• _Your instructions_: Transcribe the listing exactly, leaving out every picture.
=== Entries ===
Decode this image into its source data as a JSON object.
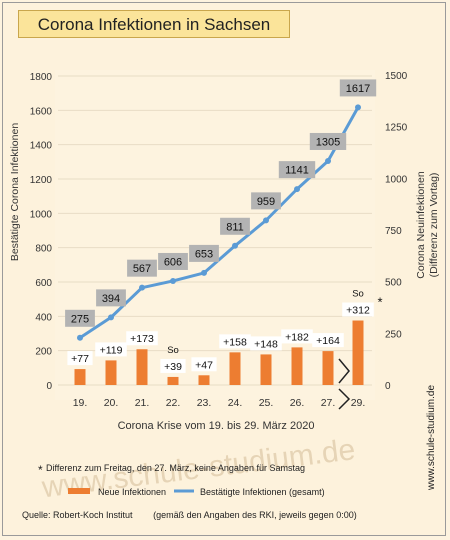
{
  "title": "Corona Infektionen in Sachsen",
  "site_url": "www.schule-studium.de",
  "watermark": "www.schule-studium.de",
  "source": "Quelle: Robert-Koch Institut",
  "source_note": "(gemäß den Angaben des RKI,  jeweils gegen 0:00)",
  "footnote_marker": "*",
  "footnote": "Differenz zum Freitag, den 27. März, keine Angaben für Samstag",
  "colors": {
    "bars": "#ed7d31",
    "line": "#5b9bd5",
    "label_box": "#b3b3b3",
    "title_fill": "#fbe49a"
  },
  "chart_data": {
    "type": "bar+line",
    "title": "Corona Infektionen in Sachsen",
    "xlabel": "Corona Krise vom 19. bis 29. März 2020",
    "ylabel_left": "Bestätigte Corona Infektionen",
    "ylabel_right": "Corona Neuinfektionen (Differenz zum Vortag)",
    "categories": [
      "19.",
      "20.",
      "21.",
      "22.",
      "23.",
      "24.",
      "25.",
      "26.",
      "27.",
      "29."
    ],
    "left_ticks": [
      0,
      200,
      400,
      600,
      800,
      1000,
      1200,
      1400,
      1600,
      1800
    ],
    "right_ticks": [
      0,
      250,
      500,
      750,
      1000,
      1250,
      1500
    ],
    "ylim_left": [
      0,
      1800
    ],
    "ylim_right": [
      0,
      1500
    ],
    "axis_break_after": "27.",
    "legend_position": "bottom",
    "series": [
      {
        "name": "Neue Infektionen",
        "type": "bar",
        "axis": "right",
        "values": [
          77,
          119,
          173,
          39,
          47,
          158,
          148,
          182,
          164,
          312
        ],
        "labels": [
          "+77",
          "+119",
          "+173",
          "+39",
          "+47",
          "+158",
          "+148",
          "+182",
          "+164",
          "+312"
        ]
      },
      {
        "name": "Bestätigte Infektionen (gesamt)",
        "type": "line",
        "axis": "left",
        "values": [
          275,
          394,
          567,
          606,
          653,
          811,
          959,
          1141,
          1305,
          1617
        ],
        "labels": [
          "275",
          "394",
          "567",
          "606",
          "653",
          "811",
          "959",
          "1141",
          "1305",
          "1617"
        ]
      }
    ],
    "annotations": [
      {
        "category": "22.",
        "text": "So"
      },
      {
        "category": "29.",
        "text": "So"
      },
      {
        "category": "29.",
        "text": "*"
      }
    ]
  }
}
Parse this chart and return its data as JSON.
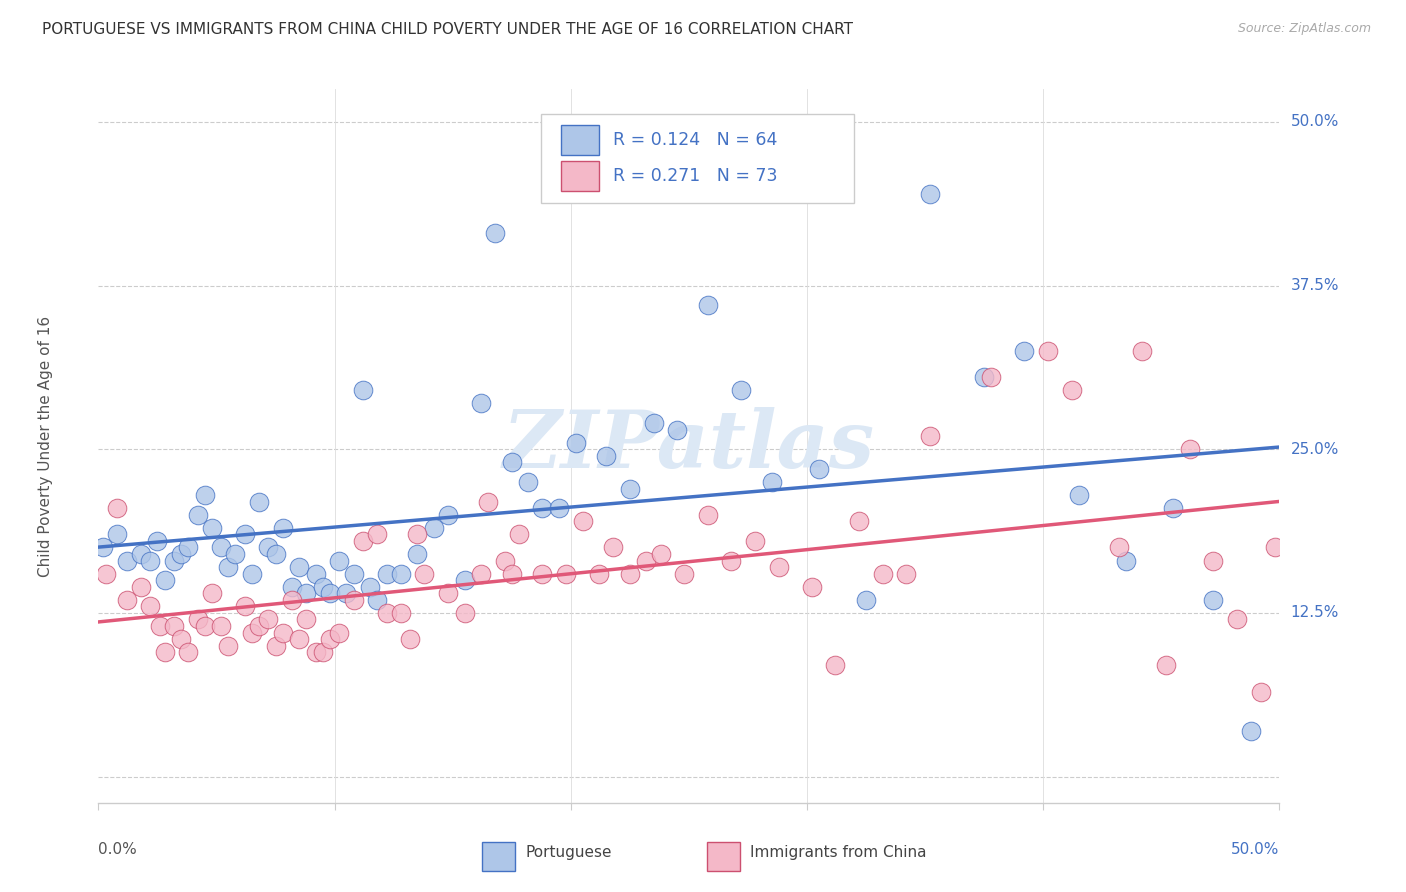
===
• _Solution to this problem_:
Decode this image into its source data as a JSON object.
{
  "title": "Corona Infektionen in Sachsen",
  "site_url": "www.schule-studium.de",
  "watermark": "www.schule-studium.de",
  "source": "Quelle: Robert-Koch Institut",
  "source_note": "(gemäß den Angaben des RKI,  jeweils gegen 0:00)",
  "footnote_marker": "*",
  "footnote": "Differenz zum Freitag, den 27. März, keine Angaben für Samstag",
  "colors": {
    "bars": "#ed7d31",
    "line": "#5b9bd5",
    "label_box": "#b3b3b3",
    "title_fill": "#fbe49a"
  },
  "chart_data": {
    "type": "bar+line",
    "title": "Corona Infektionen in Sachsen",
    "xlabel": "Corona Krise vom 19. bis 29. März 2020",
    "ylabel_left": "Bestätigte Corona Infektionen",
    "ylabel_right": "Corona Neuinfektionen (Differenz zum Vortag)",
    "categories": [
      "19.",
      "20.",
      "21.",
      "22.",
      "23.",
      "24.",
      "25.",
      "26.",
      "27.",
      "29."
    ],
    "left_ticks": [
      0,
      200,
      400,
      600,
      800,
      1000,
      1200,
      1400,
      1600,
      1800
    ],
    "right_ticks": [
      0,
      250,
      500,
      750,
      1000,
      1250,
      1500
    ],
    "ylim_left": [
      0,
      1800
    ],
    "ylim_right": [
      0,
      1500
    ],
    "axis_break_after": "27.",
    "legend_position": "bottom",
    "series": [
      {
        "name": "Neue Infektionen",
        "type": "bar",
        "axis": "right",
        "values": [
          77,
          119,
          173,
          39,
          47,
          158,
          148,
          182,
          164,
          312
        ],
        "labels": [
          "+77",
          "+119",
          "+173",
          "+39",
          "+47",
          "+158",
          "+148",
          "+182",
          "+164",
          "+312"
        ]
      },
      {
        "name": "Bestätigte Infektionen (gesamt)",
        "type": "line",
        "axis": "left",
        "values": [
          275,
          394,
          567,
          606,
          653,
          811,
          959,
          1141,
          1305,
          1617
        ],
        "labels": [
          "275",
          "394",
          "567",
          "606",
          "653",
          "811",
          "959",
          "1141",
          "1305",
          "1617"
        ]
      }
    ],
    "annotations": [
      {
        "category": "22.",
        "text": "So"
      },
      {
        "category": "29.",
        "text": "So"
      },
      {
        "category": "29.",
        "text": "*"
      }
    ]
  }
}
Parse this chart and return its data as JSON.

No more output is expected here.